__WHAT THIS TASK INVOLVES__: Quote the entries in full, character for character, without their images.

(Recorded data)
:::
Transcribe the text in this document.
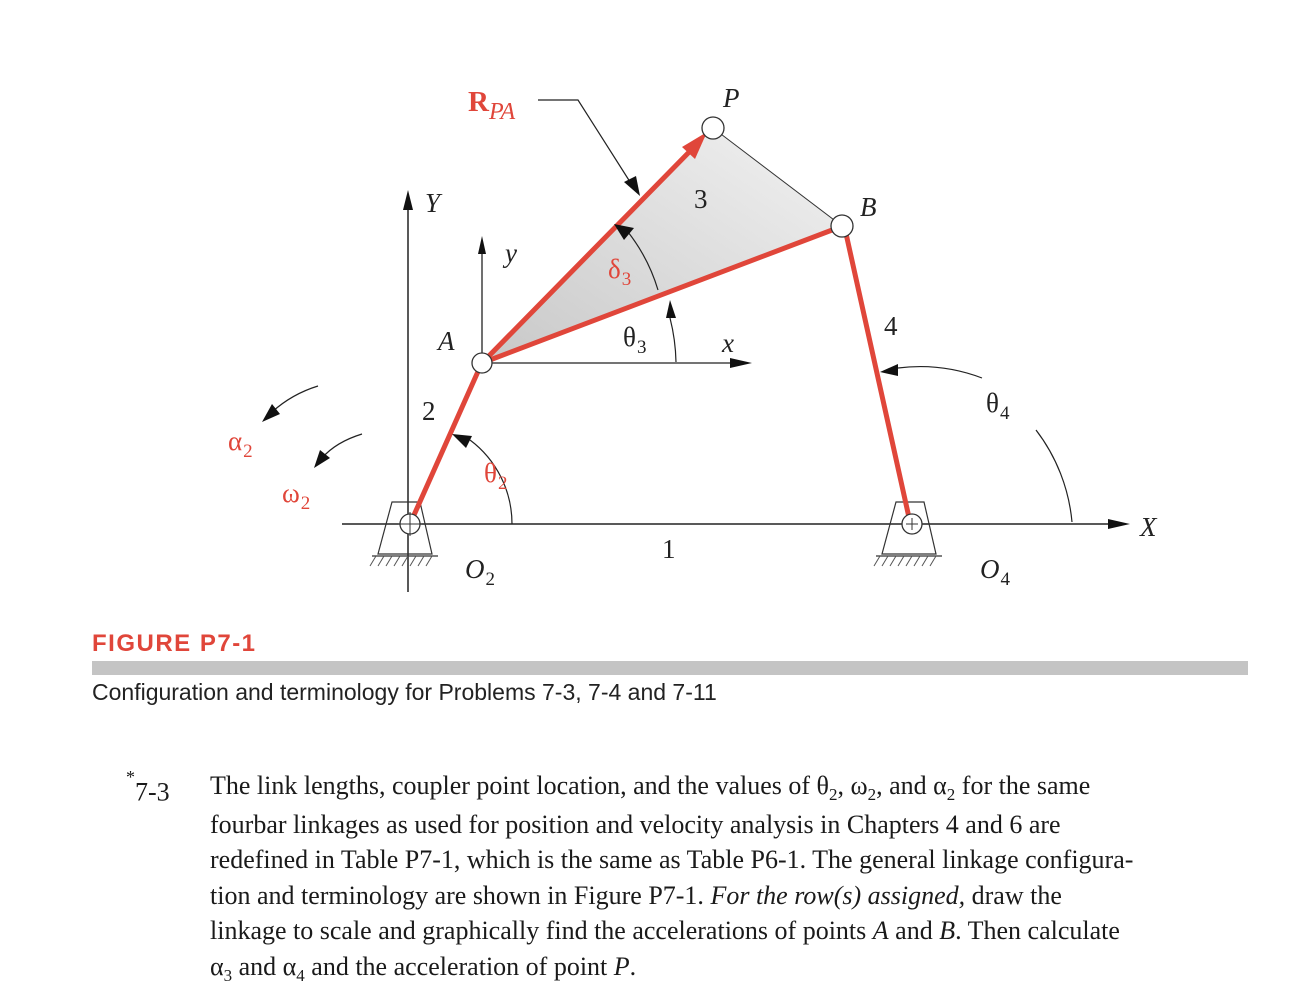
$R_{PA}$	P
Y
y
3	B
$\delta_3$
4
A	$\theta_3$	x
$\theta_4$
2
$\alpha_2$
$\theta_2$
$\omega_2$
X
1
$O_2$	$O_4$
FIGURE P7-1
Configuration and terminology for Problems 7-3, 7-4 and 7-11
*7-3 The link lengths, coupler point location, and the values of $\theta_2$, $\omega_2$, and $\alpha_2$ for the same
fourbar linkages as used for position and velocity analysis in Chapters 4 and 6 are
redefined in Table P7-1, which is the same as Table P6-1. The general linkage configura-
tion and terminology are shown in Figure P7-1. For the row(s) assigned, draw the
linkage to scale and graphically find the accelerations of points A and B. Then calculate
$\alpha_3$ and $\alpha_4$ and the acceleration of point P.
:::
__TASK ANSWER__:
Transcribe the text in this document.
$R_{PA}$	P
Y
y
3	B
$\delta_3$
4
A	$\theta_3$	x
$\theta_4$
2
$\alpha_2$
$\theta_2$
$\omega_2$
X
1
$O_2$	$O_4$
FIGURE P7-1
Configuration and terminology for Problems 7-3, 7-4 and 7-11
*7-3 The link lengths, coupler point location, and the values of $\theta_2$, $\omega_2$, and $\alpha_2$ for the same
fourbar linkages as used for position and velocity analysis in Chapters 4 and 6 are
redefined in Table P7-1, which is the same as Table P6-1. The general linkage configura-
tion and terminology are shown in Figure P7-1. For the row(s) assigned, draw the
linkage to scale and graphically find the accelerations of points A and B. Then calculate
$\alpha_3$ and $\alpha_4$ and the acceleration of point P.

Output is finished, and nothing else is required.